##### Data in this exercise

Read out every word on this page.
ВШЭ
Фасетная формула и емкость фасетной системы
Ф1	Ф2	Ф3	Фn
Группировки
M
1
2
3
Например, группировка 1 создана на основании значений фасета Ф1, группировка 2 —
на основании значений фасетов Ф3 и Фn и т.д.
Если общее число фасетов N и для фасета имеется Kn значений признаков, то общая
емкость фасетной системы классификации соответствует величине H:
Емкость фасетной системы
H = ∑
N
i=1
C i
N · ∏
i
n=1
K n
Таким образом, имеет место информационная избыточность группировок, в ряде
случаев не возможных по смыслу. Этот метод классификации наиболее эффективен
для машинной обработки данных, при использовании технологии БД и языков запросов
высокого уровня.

##########

**Problem to work on:**
Return each entry from the material above exactly as it appears.

**Solution for this task:**
Read out every word on this page.
ВШЭ
Фасетная формула и емкость фасетной системы
Ф1	Ф2	Ф3	Фn
Группировки
M
1
2
3
Например, группировка 1 создана на основании значений фасета Ф1, группировка 2 —
на основании значений фасетов Ф3 и Фn и т.д.
Если общее число фасетов N и для фасета имеется Kn значений признаков, то общая
емкость фасетной системы классификации соответствует величине H:
Емкость фасетной системы
H = ∑
N
i=1
C i
N · ∏
i
n=1
K n
Таким образом, имеет место информационная избыточность группировок, в ряде
случаев не возможных по смыслу. Этот метод классификации наиболее эффективен
для машинной обработки данных, при использовании технологии БД и языков запросов
высокого уровня.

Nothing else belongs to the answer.